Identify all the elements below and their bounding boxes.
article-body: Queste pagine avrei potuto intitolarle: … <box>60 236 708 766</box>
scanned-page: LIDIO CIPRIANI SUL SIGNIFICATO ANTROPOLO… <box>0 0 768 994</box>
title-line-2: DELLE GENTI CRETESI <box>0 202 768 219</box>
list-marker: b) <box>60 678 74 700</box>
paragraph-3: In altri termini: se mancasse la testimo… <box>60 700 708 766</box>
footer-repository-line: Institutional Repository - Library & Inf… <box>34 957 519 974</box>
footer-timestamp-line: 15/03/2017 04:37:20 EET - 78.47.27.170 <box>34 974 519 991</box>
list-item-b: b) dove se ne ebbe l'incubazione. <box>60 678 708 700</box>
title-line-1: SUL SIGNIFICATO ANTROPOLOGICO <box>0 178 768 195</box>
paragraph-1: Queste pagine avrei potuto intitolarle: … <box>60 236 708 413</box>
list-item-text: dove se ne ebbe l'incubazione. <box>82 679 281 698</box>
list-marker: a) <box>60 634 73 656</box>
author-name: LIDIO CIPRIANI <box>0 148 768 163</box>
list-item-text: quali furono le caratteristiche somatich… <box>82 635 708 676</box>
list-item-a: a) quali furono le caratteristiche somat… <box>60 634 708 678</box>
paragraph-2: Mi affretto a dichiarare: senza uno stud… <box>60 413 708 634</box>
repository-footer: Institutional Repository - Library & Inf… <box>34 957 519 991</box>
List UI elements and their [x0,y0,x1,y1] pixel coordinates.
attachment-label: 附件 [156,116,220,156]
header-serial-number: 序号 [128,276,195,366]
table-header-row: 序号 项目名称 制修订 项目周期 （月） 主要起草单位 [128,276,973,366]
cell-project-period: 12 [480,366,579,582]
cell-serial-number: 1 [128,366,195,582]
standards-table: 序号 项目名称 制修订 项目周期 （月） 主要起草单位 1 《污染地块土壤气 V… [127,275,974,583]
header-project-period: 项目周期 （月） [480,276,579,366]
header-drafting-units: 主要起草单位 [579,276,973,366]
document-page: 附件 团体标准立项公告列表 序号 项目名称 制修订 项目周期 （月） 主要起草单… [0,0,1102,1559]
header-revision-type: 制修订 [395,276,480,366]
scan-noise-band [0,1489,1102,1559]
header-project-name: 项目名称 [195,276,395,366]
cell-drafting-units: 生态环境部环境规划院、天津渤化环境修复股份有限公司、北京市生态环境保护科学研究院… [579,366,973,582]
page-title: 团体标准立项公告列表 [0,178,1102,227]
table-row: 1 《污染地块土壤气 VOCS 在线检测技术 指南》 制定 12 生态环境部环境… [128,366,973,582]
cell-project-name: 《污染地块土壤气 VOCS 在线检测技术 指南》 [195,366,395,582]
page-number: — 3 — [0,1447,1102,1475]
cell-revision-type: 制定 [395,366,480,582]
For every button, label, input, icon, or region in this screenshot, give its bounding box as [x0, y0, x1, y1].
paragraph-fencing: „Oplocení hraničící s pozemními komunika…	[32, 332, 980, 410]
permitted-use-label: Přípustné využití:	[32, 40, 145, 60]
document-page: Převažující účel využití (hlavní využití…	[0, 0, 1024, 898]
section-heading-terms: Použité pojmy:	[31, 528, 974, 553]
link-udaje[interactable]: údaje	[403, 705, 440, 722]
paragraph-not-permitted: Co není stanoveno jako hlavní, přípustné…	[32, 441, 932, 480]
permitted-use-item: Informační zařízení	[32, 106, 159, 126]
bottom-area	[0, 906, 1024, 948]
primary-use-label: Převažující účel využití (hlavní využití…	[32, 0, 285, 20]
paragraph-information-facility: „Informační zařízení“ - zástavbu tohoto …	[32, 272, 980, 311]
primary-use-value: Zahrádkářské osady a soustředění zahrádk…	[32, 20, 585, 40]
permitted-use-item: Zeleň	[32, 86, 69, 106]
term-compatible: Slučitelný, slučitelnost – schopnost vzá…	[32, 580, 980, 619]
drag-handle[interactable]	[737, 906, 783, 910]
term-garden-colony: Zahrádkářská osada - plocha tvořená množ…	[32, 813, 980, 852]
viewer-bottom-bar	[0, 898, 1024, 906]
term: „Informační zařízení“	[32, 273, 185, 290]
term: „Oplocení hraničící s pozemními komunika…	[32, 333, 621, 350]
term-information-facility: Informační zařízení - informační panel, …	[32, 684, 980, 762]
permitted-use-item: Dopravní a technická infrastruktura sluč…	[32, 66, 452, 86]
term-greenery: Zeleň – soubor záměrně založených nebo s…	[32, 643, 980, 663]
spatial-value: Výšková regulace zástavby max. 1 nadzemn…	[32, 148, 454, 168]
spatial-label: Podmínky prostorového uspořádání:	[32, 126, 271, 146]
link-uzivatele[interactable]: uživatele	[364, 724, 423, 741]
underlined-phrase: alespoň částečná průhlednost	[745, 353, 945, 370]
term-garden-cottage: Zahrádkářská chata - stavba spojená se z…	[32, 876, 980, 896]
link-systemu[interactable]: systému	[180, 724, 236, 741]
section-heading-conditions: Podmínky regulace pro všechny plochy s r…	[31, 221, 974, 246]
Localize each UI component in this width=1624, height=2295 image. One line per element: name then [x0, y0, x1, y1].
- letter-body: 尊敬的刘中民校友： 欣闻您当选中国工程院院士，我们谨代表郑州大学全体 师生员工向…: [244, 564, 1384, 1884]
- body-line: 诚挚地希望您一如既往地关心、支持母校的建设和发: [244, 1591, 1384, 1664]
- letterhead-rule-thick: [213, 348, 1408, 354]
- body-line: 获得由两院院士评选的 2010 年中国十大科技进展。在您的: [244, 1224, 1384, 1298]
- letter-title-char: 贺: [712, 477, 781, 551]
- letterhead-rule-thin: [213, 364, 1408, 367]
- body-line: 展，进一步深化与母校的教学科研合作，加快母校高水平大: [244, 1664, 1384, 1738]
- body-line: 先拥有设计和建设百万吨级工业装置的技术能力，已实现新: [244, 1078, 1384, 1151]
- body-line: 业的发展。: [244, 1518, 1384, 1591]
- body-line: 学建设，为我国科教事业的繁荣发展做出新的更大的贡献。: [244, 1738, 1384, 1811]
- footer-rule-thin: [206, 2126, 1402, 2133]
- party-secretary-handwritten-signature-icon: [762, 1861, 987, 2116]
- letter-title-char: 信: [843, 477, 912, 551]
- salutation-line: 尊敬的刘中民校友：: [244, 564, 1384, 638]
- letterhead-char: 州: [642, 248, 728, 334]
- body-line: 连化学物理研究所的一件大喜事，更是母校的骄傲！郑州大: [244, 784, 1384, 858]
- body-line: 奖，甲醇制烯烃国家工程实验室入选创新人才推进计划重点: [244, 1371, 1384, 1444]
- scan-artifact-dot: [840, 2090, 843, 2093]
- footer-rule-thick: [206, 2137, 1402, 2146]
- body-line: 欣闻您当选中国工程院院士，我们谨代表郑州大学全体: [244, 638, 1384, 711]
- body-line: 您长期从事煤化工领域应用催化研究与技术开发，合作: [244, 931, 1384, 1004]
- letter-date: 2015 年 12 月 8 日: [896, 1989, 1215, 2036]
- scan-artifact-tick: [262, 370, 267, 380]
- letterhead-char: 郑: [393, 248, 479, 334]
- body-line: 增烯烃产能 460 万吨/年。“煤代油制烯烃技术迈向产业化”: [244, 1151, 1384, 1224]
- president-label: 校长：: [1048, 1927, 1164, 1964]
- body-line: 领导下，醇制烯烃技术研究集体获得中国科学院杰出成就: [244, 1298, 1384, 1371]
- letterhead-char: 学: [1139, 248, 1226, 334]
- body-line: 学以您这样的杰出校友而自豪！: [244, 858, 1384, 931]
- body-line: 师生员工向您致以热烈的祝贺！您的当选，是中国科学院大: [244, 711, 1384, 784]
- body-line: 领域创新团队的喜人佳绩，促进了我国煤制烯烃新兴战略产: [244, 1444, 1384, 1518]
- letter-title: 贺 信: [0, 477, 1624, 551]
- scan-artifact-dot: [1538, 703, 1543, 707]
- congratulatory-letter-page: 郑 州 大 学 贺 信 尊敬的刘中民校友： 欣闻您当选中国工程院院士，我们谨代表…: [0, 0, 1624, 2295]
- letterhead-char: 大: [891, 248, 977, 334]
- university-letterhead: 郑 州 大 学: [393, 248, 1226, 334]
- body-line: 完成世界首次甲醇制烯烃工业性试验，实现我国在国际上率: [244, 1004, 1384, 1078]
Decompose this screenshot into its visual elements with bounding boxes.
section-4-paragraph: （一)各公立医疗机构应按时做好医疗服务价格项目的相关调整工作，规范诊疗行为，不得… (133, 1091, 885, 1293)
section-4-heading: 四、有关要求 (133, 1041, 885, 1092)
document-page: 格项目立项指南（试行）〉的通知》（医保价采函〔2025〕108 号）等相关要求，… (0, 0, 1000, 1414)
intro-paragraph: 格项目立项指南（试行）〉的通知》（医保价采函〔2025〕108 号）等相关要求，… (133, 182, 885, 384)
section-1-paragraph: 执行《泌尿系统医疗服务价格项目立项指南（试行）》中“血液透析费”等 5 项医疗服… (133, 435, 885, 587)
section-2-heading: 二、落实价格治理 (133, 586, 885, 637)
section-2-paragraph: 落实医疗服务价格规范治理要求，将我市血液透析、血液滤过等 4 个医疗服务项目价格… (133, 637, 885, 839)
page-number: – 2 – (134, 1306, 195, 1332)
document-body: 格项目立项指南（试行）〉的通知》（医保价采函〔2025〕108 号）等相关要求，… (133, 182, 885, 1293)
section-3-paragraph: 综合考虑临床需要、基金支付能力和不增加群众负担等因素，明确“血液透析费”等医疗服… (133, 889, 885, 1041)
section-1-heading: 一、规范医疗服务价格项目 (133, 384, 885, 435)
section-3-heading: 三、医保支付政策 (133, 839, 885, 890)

_Exercise objective_:
Reproduce, character for character, the records from their first line through the line that contains "list-marker: b) <box>60 678 74 700</box>", including both of those lines.

_Answer for this exercise_:
Identify all the elements below and their bounding boxes.
article-body: Queste pagine avrei potuto intitolarle: … <box>60 236 708 766</box>
scanned-page: LIDIO CIPRIANI SUL SIGNIFICATO ANTROPOLO… <box>0 0 768 994</box>
title-line-2: DELLE GENTI CRETESI <box>0 202 768 219</box>
list-marker: b) <box>60 678 74 700</box>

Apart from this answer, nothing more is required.